--- begin ---
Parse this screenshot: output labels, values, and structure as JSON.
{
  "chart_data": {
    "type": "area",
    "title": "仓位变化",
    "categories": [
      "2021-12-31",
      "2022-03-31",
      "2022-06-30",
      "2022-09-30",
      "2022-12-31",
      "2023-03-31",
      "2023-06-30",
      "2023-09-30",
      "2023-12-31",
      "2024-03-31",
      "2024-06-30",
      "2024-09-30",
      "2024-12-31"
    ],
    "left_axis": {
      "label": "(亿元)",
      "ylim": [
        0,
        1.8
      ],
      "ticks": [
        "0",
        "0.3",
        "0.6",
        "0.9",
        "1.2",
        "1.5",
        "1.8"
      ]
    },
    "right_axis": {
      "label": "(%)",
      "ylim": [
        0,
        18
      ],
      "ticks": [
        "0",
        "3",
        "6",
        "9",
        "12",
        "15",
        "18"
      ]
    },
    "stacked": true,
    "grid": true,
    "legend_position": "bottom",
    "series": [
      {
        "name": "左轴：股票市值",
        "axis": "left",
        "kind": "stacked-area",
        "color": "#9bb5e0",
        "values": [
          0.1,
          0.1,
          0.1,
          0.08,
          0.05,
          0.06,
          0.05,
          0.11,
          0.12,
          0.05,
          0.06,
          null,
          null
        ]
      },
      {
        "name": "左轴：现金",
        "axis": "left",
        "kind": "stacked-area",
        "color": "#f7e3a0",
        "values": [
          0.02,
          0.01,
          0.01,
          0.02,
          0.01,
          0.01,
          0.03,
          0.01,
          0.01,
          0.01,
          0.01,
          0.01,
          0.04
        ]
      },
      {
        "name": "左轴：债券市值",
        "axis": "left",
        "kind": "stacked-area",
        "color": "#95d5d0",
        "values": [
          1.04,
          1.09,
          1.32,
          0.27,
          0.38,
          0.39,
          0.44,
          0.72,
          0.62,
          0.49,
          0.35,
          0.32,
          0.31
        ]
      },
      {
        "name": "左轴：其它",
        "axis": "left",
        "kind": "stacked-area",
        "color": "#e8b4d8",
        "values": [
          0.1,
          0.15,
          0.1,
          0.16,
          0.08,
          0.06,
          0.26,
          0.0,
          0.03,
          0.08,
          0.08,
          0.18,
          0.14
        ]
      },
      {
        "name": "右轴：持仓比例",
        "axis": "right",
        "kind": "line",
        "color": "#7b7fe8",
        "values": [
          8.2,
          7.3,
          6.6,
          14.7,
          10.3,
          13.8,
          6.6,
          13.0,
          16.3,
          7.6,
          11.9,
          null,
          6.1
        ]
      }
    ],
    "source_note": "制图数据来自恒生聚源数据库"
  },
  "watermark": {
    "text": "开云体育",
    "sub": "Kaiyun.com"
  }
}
--- end ---
Set problem »
Using the listing above, reproduce each line without omission.

Full response »
Parse this screenshot: output labels, values, and structure as JSON.
{
  "chart_data": {
    "type": "area",
    "title": "仓位变化",
    "categories": [
      "2021-12-31",
      "2022-03-31",
      "2022-06-30",
      "2022-09-30",
      "2022-12-31",
      "2023-03-31",
      "2023-06-30",
      "2023-09-30",
      "2023-12-31",
      "2024-03-31",
      "2024-06-30",
      "2024-09-30",
      "2024-12-31"
    ],
    "left_axis": {
      "label": "(亿元)",
      "ylim": [
        0,
        1.8
      ],
      "ticks": [
        "0",
        "0.3",
        "0.6",
        "0.9",
        "1.2",
        "1.5",
        "1.8"
      ]
    },
    "right_axis": {
      "label": "(%)",
      "ylim": [
        0,
        18
      ],
      "ticks": [
        "0",
        "3",
        "6",
        "9",
        "12",
        "15",
        "18"
      ]
    },
    "stacked": true,
    "grid": true,
    "legend_position": "bottom",
    "series": [
      {
        "name": "左轴：股票市值",
        "axis": "left",
        "kind": "stacked-area",
        "color": "#9bb5e0",
        "values": [
          0.1,
          0.1,
          0.1,
          0.08,
          0.05,
          0.06,
          0.05,
          0.11,
          0.12,
          0.05,
          0.06,
          null,
          null
        ]
      },
      {
        "name": "左轴：现金",
        "axis": "left",
        "kind": "stacked-area",
        "color": "#f7e3a0",
        "values": [
          0.02,
          0.01,
          0.01,
          0.02,
          0.01,
          0.01,
          0.03,
          0.01,
          0.01,
          0.01,
          0.01,
          0.01,
          0.04
        ]
      },
      {
        "name": "左轴：债券市值",
        "axis": "left",
        "kind": "stacked-area",
        "color": "#95d5d0",
        "values": [
          1.04,
          1.09,
          1.32,
          0.27,
          0.38,
          0.39,
          0.44,
          0.72,
          0.62,
          0.49,
          0.35,
          0.32,
          0.31
        ]
      },
      {
        "name": "左轴：其它",
        "axis": "left",
        "kind": "stacked-area",
        "color": "#e8b4d8",
        "values": [
          0.1,
          0.15,
          0.1,
          0.16,
          0.08,
          0.06,
          0.26,
          0.0,
          0.03,
          0.08,
          0.08,
          0.18,
          0.14
        ]
      },
      {
        "name": "右轴：持仓比例",
        "axis": "right",
        "kind": "line",
        "color": "#7b7fe8",
        "values": [
          8.2,
          7.3,
          6.6,
          14.7,
          10.3,
          13.8,
          6.6,
          13.0,
          16.3,
          7.6,
          11.9,
          null,
          6.1
        ]
      }
    ],
    "source_note": "制图数据来自恒生聚源数据库"
  },
  "watermark": {
    "text": "开云体育",
    "sub": "Kaiyun.com"
  }
}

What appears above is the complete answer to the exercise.